Rows from a figure dataset:
========
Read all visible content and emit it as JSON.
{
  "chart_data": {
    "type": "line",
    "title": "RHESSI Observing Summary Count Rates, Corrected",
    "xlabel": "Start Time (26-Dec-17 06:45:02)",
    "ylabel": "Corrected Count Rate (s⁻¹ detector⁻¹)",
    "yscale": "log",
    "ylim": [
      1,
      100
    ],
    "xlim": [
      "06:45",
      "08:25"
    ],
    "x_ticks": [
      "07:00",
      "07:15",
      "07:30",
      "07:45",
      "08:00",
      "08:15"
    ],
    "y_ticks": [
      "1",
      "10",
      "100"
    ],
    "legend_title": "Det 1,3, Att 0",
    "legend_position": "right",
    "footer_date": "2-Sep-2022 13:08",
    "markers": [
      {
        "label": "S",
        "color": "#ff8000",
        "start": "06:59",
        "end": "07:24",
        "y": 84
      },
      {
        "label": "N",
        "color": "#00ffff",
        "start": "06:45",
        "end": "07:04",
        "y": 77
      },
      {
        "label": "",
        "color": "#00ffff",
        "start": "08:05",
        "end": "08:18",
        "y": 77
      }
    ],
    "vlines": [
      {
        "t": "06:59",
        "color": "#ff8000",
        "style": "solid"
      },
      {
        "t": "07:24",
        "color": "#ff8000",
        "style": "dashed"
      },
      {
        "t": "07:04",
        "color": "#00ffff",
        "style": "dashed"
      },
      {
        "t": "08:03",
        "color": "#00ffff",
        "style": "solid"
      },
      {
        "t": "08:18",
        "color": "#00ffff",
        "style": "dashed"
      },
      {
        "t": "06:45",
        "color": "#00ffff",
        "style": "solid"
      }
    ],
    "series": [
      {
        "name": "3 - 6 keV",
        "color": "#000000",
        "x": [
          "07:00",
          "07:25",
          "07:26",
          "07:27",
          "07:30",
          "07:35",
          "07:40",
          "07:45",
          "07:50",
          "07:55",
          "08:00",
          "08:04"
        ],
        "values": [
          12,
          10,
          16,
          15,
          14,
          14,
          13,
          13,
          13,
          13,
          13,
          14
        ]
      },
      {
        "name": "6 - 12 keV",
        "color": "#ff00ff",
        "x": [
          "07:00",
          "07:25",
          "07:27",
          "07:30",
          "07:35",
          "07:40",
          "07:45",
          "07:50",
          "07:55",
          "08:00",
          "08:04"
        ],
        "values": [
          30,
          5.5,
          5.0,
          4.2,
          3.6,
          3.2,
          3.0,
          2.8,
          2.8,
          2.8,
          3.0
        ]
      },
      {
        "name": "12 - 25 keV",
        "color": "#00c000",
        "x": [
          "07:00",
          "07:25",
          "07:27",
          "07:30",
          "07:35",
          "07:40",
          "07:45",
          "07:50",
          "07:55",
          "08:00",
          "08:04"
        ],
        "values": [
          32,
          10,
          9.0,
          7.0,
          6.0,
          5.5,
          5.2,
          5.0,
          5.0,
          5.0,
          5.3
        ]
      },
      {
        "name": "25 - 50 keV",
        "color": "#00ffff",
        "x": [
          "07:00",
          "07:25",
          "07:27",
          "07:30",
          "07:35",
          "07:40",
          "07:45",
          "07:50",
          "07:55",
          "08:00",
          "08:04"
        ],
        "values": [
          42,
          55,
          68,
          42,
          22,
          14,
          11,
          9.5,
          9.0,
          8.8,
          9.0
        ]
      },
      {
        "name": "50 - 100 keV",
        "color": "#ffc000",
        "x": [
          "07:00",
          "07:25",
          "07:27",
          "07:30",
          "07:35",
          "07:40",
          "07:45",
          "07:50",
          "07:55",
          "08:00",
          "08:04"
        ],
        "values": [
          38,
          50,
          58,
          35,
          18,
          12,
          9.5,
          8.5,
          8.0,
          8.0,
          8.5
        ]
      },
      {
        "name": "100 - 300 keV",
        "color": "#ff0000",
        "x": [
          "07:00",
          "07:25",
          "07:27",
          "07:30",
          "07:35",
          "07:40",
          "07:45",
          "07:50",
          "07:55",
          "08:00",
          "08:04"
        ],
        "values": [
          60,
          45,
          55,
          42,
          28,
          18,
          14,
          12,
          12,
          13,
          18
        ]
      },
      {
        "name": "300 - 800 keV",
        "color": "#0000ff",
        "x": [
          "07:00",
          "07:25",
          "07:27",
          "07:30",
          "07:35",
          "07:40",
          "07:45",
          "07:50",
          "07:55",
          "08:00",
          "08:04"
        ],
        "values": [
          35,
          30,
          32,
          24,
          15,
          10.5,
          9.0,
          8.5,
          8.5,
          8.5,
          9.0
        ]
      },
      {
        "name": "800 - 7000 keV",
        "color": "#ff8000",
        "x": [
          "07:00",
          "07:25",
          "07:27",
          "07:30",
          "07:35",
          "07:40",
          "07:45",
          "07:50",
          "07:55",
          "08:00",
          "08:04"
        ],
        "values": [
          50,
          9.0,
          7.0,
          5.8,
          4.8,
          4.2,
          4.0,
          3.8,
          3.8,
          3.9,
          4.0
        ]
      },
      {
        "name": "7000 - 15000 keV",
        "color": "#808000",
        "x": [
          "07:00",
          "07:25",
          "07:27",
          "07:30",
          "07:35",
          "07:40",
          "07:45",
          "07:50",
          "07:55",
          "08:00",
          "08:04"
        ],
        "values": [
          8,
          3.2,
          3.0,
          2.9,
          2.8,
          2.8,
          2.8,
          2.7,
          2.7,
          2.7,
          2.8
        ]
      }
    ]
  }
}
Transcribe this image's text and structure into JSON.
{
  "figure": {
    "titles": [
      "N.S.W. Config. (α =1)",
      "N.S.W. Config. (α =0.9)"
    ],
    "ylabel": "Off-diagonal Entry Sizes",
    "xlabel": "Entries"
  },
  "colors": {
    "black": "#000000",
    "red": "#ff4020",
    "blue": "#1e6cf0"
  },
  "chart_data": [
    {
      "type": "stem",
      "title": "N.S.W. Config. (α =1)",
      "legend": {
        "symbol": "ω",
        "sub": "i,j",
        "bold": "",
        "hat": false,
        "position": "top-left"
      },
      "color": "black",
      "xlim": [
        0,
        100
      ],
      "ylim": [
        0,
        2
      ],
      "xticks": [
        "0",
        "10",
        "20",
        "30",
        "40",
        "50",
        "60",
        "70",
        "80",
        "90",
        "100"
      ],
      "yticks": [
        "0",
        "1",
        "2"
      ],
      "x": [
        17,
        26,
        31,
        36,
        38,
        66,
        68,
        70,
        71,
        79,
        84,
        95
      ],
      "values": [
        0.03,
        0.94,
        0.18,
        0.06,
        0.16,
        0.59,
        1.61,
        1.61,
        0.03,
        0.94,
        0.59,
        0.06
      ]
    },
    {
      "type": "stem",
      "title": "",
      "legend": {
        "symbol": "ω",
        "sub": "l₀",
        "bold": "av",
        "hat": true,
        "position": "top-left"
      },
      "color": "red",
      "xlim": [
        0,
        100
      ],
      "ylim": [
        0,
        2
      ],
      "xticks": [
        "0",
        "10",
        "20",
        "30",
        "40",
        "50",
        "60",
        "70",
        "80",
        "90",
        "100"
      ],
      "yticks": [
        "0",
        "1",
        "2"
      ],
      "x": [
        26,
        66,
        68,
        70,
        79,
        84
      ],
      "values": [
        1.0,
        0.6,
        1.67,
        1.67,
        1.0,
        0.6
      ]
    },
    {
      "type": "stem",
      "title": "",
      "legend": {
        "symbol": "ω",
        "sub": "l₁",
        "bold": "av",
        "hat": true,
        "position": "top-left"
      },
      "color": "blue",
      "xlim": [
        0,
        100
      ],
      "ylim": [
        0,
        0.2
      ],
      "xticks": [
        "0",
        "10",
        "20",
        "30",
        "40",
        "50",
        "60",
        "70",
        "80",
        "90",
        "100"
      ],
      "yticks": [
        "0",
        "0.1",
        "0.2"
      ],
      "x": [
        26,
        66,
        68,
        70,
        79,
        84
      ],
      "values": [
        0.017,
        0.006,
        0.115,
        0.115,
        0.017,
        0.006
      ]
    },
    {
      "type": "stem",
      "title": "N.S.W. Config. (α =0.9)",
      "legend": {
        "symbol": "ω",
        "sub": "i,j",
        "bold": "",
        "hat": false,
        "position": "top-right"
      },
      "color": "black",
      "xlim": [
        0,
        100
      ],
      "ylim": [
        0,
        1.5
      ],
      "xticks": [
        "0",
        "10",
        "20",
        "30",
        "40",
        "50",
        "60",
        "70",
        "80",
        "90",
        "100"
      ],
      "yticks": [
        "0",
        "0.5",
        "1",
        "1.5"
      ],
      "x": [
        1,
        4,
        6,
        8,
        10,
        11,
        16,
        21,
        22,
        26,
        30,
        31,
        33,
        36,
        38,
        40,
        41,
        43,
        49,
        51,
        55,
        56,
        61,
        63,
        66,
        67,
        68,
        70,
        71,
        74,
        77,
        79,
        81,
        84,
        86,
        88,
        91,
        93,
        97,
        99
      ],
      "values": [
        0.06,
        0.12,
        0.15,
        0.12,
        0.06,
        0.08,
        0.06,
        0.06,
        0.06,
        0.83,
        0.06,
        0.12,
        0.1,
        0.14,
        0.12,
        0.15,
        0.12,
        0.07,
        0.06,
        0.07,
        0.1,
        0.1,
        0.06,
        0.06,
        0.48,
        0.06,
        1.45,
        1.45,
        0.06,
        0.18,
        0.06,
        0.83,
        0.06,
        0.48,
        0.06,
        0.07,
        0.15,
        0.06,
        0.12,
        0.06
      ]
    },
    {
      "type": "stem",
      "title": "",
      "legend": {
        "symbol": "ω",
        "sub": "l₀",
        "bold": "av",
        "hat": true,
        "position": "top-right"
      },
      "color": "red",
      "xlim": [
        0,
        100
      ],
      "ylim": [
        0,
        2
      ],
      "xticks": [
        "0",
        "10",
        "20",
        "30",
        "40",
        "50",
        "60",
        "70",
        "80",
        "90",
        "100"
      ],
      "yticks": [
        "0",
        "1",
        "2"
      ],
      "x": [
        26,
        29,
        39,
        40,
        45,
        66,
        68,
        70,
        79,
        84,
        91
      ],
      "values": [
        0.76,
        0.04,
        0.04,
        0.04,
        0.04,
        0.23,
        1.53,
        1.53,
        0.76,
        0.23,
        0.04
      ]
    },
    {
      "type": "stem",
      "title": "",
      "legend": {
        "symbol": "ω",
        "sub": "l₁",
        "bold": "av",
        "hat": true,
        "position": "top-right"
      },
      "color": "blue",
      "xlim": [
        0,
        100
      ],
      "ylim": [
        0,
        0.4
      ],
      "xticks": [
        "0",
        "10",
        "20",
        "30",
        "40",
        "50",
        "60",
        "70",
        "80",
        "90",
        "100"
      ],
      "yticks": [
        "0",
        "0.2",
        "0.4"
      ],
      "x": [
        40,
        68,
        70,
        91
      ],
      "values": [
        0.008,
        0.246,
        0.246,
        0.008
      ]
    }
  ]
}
========
#### Aim of the task
Read through the entries and copy every line that includes "xlabel".

#### Answer to this exercise
    "xlabel": "Start Time (26-Dec-17 06:45:02)",
    "xlabel": "Entries"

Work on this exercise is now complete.